▸ **Short exercise**: Write out each line from the data below that includes the word "JSON".

▸ **Saved data entries**:
______

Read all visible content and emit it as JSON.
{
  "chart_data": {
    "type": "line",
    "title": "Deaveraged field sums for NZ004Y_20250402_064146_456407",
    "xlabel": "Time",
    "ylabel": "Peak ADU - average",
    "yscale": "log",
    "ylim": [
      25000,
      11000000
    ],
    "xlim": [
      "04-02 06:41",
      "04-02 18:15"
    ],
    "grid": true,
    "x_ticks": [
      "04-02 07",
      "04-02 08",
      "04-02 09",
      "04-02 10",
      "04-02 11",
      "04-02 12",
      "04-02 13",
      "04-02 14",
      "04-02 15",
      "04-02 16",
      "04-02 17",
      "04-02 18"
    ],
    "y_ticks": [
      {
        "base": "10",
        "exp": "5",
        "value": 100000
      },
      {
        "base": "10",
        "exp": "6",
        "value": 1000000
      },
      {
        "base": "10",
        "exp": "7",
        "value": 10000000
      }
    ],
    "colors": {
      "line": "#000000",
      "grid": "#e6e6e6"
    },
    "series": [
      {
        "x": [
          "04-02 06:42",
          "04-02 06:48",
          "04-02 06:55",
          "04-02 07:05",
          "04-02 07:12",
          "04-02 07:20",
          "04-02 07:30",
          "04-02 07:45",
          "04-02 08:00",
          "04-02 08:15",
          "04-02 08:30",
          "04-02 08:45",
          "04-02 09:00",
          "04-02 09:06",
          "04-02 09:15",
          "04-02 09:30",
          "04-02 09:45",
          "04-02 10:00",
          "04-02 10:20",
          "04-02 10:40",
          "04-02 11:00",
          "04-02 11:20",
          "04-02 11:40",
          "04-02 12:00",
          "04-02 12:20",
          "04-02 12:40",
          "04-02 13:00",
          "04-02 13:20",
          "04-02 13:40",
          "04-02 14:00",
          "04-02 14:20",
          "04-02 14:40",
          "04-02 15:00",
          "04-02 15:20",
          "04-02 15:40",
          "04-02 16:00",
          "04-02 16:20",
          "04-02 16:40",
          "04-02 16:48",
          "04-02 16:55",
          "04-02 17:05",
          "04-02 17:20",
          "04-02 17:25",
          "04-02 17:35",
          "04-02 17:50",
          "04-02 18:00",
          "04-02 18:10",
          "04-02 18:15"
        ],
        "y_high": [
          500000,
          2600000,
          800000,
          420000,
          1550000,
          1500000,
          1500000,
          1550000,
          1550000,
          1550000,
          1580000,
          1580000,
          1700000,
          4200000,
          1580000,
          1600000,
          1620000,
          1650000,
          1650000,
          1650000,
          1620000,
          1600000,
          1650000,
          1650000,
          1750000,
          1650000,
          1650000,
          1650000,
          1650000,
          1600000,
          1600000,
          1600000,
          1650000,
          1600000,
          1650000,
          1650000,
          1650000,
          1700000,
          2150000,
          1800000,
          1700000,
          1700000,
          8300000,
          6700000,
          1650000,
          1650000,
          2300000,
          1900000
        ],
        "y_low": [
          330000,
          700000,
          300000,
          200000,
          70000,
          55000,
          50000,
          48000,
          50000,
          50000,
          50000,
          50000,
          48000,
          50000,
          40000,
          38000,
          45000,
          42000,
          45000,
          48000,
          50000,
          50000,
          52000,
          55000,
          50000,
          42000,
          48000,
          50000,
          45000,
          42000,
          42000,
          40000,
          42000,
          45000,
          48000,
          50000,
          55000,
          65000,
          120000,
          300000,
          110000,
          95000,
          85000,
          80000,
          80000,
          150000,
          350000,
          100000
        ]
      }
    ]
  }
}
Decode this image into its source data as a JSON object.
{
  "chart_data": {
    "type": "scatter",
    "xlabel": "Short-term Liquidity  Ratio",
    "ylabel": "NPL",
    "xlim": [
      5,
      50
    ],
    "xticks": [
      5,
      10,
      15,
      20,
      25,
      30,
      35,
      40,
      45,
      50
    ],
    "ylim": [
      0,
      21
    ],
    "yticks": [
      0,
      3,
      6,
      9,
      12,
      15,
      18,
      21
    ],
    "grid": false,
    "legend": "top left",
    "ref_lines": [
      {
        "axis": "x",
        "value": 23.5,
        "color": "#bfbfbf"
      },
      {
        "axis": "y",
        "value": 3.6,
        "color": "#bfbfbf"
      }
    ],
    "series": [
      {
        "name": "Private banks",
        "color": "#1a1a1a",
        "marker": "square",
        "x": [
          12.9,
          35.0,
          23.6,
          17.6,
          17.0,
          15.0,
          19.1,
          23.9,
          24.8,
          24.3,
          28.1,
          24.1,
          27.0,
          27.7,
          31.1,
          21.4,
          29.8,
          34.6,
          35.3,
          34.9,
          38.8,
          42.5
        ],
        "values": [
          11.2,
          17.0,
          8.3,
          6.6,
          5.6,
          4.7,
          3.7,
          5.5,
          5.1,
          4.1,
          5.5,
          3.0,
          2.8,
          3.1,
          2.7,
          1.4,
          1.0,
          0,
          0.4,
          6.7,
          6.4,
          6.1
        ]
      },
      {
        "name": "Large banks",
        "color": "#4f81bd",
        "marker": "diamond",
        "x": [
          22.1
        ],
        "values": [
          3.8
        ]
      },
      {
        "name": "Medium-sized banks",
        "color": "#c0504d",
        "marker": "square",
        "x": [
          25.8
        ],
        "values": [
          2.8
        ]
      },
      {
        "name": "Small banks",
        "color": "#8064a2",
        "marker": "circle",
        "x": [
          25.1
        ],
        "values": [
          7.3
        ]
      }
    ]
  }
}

______

▸ **Output of the task**:
Read all visible content and emit it as JSON.
Decode this image into its source data as a JSON object.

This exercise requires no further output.